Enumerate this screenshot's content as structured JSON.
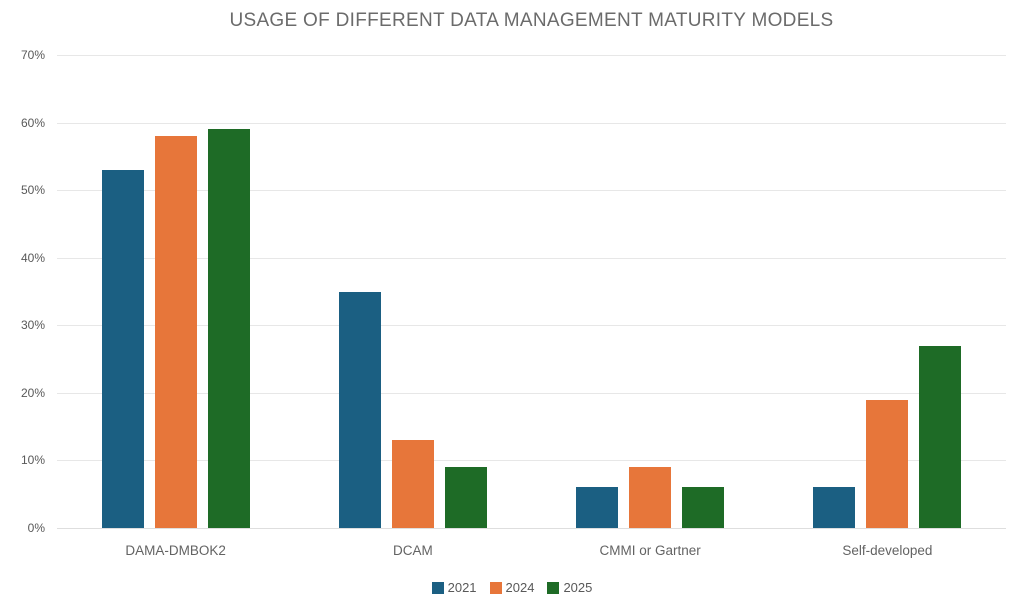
{
  "title": "USAGE OF DIFFERENT DATA MANAGEMENT MATURITY MODELS",
  "colors": {
    "series_2021": "#1b5f82",
    "series_2024": "#e7763a",
    "series_2025": "#1e6b26",
    "gridline": "#e7e7e7",
    "axis_line": "#dedede",
    "title_text": "#6b6b6b",
    "tick_text": "#595959"
  },
  "chart_data": {
    "type": "bar",
    "title": "USAGE OF DIFFERENT DATA MANAGEMENT MATURITY MODELS",
    "categories": [
      "DAMA-DMBOK2",
      "DCAM",
      "CMMI or Gartner",
      "Self-developed"
    ],
    "series": [
      {
        "name": "2021",
        "color": "#1b5f82",
        "values": [
          53,
          35,
          6,
          6
        ]
      },
      {
        "name": "2024",
        "color": "#e7763a",
        "values": [
          58,
          13,
          9,
          19
        ]
      },
      {
        "name": "2025",
        "color": "#1e6b26",
        "values": [
          59,
          9,
          6,
          27
        ]
      }
    ],
    "xlabel": "",
    "ylabel": "",
    "ylim": [
      0,
      70
    ],
    "ytick_values": [
      0,
      10,
      20,
      30,
      40,
      50,
      60,
      70
    ],
    "ytick_labels": [
      "0%",
      "10%",
      "20%",
      "30%",
      "40%",
      "50%",
      "60%",
      "70%"
    ],
    "grid": true,
    "legend_position": "bottom",
    "legend_labels": [
      "2021",
      "2024",
      "2025"
    ]
  }
}
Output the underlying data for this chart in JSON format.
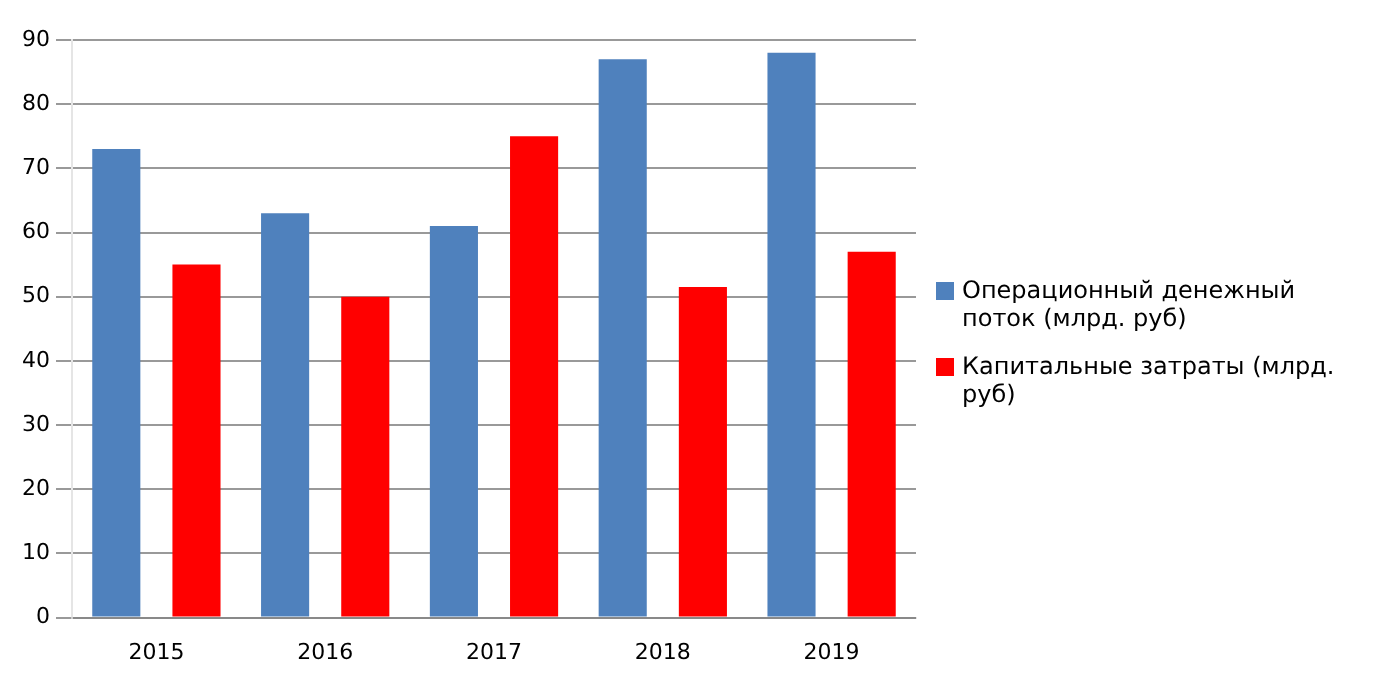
{
  "chart_data": {
    "type": "bar",
    "categories": [
      "2015",
      "2016",
      "2017",
      "2018",
      "2019"
    ],
    "series": [
      {
        "name": "Операционный денежный поток (млрд. руб)",
        "color": "#4f81bd",
        "values": [
          73,
          63,
          61,
          87,
          88
        ]
      },
      {
        "name": "Капитальные затраты (млрд. руб)",
        "color": "#ff0000",
        "values": [
          55,
          50,
          75,
          51.5,
          57
        ]
      }
    ],
    "ylim": [
      0,
      90
    ],
    "yticks": [
      0,
      10,
      20,
      30,
      40,
      50,
      60,
      70,
      80,
      90
    ],
    "grid": "y",
    "legend": "right"
  }
}
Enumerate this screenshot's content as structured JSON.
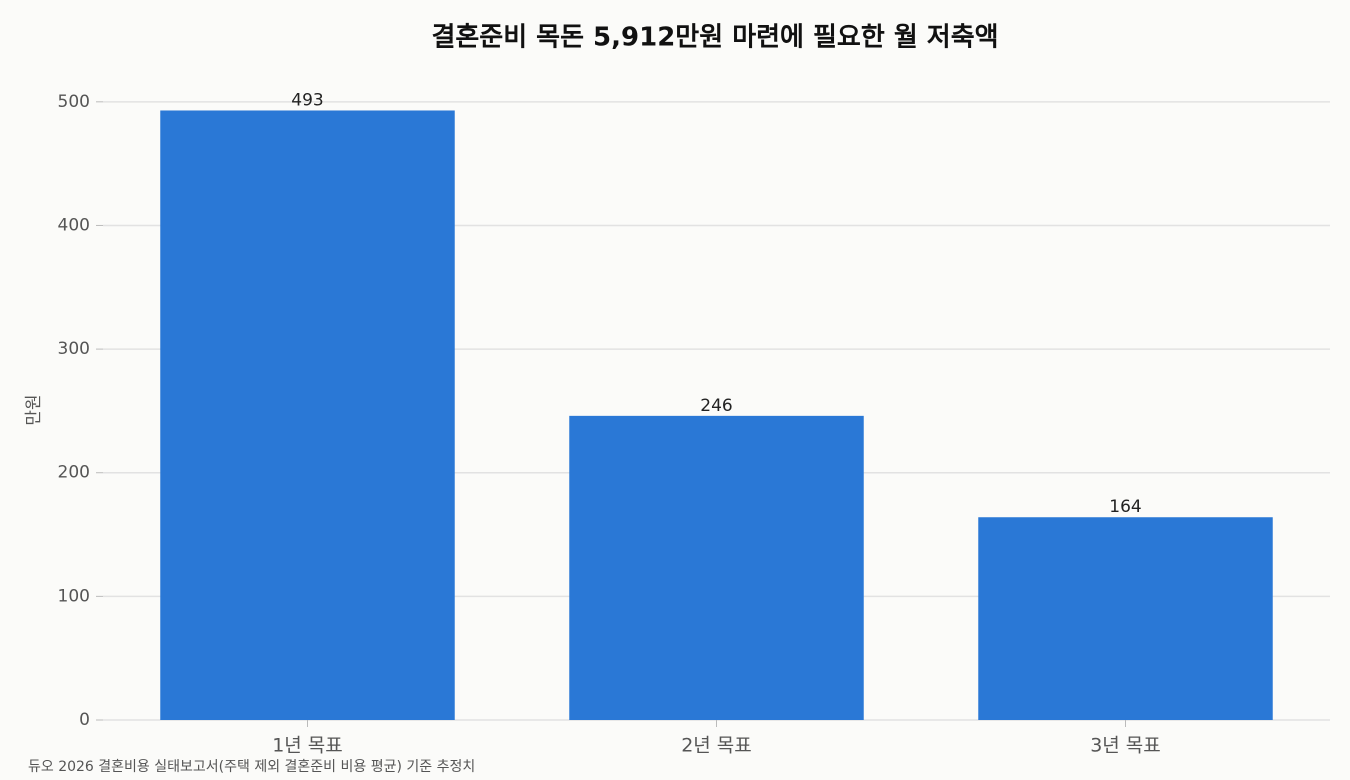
{
  "chart_data": {
    "type": "bar",
    "title": "결혼준비 목돈 5,912만원 마련에 필요한 월 저축액",
    "y_label": "만원",
    "categories": [
      "1년 목표",
      "2년 목표",
      "3년 목표"
    ],
    "values": [
      493,
      246,
      164
    ],
    "color": "#2a78d6",
    "ylim": [
      0,
      517.65
    ],
    "yticks": [
      0,
      100,
      200,
      300,
      400,
      500
    ],
    "grid": true,
    "note": "듀오 2026 결혼비용 실태보고서(주택 제외 결혼준비 비용 평균) 기준 추정치"
  }
}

^^^^^^^^^^^^^^^^

Reproduce all of the material exactly, apart from the pictures.

Enumerate this screenshot's content as structured JSON.
{
  "title": "USAGE OF DIFFERENT DATA MANAGEMENT MATURITY MODELS",
  "colors": {
    "series_2021": "#1b5f82",
    "series_2024": "#e7763a",
    "series_2025": "#1e6b26",
    "gridline": "#e7e7e7",
    "axis_line": "#dedede",
    "title_text": "#6b6b6b",
    "tick_text": "#595959"
  },
  "chart_data": {
    "type": "bar",
    "title": "USAGE OF DIFFERENT DATA MANAGEMENT MATURITY MODELS",
    "categories": [
      "DAMA-DMBOK2",
      "DCAM",
      "CMMI or Gartner",
      "Self-developed"
    ],
    "series": [
      {
        "name": "2021",
        "color": "#1b5f82",
        "values": [
          53,
          35,
          6,
          6
        ]
      },
      {
        "name": "2024",
        "color": "#e7763a",
        "values": [
          58,
          13,
          9,
          19
        ]
      },
      {
        "name": "2025",
        "color": "#1e6b26",
        "values": [
          59,
          9,
          6,
          27
        ]
      }
    ],
    "xlabel": "",
    "ylabel": "",
    "ylim": [
      0,
      70
    ],
    "ytick_values": [
      0,
      10,
      20,
      30,
      40,
      50,
      60,
      70
    ],
    "ytick_labels": [
      "0%",
      "10%",
      "20%",
      "30%",
      "40%",
      "50%",
      "60%",
      "70%"
    ],
    "grid": true,
    "legend_position": "bottom",
    "legend_labels": [
      "2021",
      "2024",
      "2025"
    ]
  }
}
Output the underlying data for this chart in JSON format.
{
  "chart_data": {
    "type": "bar",
    "categories": [
      "2015",
      "2016",
      "2017",
      "2018",
      "2019"
    ],
    "series": [
      {
        "name": "Операционный денежный поток (млрд. руб)",
        "color": "#4f81bd",
        "values": [
          73,
          63,
          61,
          87,
          88
        ]
      },
      {
        "name": "Капитальные затраты (млрд. руб)",
        "color": "#ff0000",
        "values": [
          55,
          50,
          75,
          51.5,
          57
        ]
      }
    ],
    "ylim": [
      0,
      90
    ],
    "yticks": [
      0,
      10,
      20,
      30,
      40,
      50,
      60,
      70,
      80,
      90
    ],
    "grid": "y",
    "legend": "right"
  }
}
Enumerate this screenshot's content as structured JSON.
{
  "chart_data": {
    "type": "bar",
    "title": "결혼준비 목돈 5,912만원 마련에 필요한 월 저축액",
    "y_label": "만원",
    "categories": [
      "1년 목표",
      "2년 목표",
      "3년 목표"
    ],
    "values": [
      493,
      246,
      164
    ],
    "color": "#2a78d6",
    "ylim": [
      0,
      517.65
    ],
    "yticks": [
      0,
      100,
      200,
      300,
      400,
      500
    ],
    "grid": true,
    "note": "듀오 2026 결혼비용 실태보고서(주택 제외 결혼준비 비용 평균) 기준 추정치"
  }
}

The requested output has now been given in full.